(Extracted records)
____________________

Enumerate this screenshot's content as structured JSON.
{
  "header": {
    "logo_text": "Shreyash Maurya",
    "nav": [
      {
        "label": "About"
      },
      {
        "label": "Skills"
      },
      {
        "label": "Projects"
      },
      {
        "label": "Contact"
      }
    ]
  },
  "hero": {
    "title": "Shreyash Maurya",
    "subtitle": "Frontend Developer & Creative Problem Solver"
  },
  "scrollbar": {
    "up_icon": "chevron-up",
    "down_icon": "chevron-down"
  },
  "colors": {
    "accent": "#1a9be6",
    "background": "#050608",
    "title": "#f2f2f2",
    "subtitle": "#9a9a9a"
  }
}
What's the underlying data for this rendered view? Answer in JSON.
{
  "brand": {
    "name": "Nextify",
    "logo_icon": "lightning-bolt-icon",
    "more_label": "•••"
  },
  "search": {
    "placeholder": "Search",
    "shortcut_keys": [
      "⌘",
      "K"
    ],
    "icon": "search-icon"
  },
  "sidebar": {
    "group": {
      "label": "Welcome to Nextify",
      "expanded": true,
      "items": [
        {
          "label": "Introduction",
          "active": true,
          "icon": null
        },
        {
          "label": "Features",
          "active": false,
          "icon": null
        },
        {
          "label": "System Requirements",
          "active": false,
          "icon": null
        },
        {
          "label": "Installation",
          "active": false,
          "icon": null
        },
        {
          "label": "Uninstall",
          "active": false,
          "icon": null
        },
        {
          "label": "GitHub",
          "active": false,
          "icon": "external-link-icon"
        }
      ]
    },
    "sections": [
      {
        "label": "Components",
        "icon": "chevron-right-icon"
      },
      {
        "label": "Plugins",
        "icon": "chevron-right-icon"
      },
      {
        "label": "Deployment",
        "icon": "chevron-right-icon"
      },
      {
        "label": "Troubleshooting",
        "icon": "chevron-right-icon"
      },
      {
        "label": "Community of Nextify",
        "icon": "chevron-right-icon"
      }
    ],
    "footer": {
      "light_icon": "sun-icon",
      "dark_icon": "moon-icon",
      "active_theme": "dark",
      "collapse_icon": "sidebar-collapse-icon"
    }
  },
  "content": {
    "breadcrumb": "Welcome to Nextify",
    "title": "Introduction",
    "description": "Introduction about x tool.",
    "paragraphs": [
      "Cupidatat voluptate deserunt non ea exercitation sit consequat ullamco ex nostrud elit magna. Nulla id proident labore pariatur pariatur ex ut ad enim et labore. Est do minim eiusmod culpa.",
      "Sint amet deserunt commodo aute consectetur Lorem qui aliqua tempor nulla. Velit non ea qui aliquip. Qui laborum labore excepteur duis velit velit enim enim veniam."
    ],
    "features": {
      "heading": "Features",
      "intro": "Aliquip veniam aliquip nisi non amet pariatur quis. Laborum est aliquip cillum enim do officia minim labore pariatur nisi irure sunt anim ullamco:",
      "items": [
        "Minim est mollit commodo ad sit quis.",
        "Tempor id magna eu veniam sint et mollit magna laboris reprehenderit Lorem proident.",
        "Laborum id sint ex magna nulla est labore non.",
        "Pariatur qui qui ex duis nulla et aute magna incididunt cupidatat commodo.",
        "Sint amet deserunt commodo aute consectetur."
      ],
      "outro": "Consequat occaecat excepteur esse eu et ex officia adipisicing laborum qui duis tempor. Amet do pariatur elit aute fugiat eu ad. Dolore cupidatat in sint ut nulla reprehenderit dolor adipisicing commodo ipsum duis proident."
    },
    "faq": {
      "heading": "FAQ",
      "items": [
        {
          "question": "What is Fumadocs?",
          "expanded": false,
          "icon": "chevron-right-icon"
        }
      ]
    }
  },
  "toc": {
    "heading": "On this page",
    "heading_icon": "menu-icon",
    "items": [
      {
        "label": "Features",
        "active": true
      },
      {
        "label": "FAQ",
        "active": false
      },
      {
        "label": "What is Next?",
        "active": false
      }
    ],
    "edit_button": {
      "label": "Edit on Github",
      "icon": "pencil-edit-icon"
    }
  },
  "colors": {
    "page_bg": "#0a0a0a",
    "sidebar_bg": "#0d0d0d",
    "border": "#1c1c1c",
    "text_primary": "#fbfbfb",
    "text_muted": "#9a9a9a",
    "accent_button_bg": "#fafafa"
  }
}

____________________

[Task requirements]: Return only the number of lines in the entries that contain the string "ullamco".

[Full output]: 2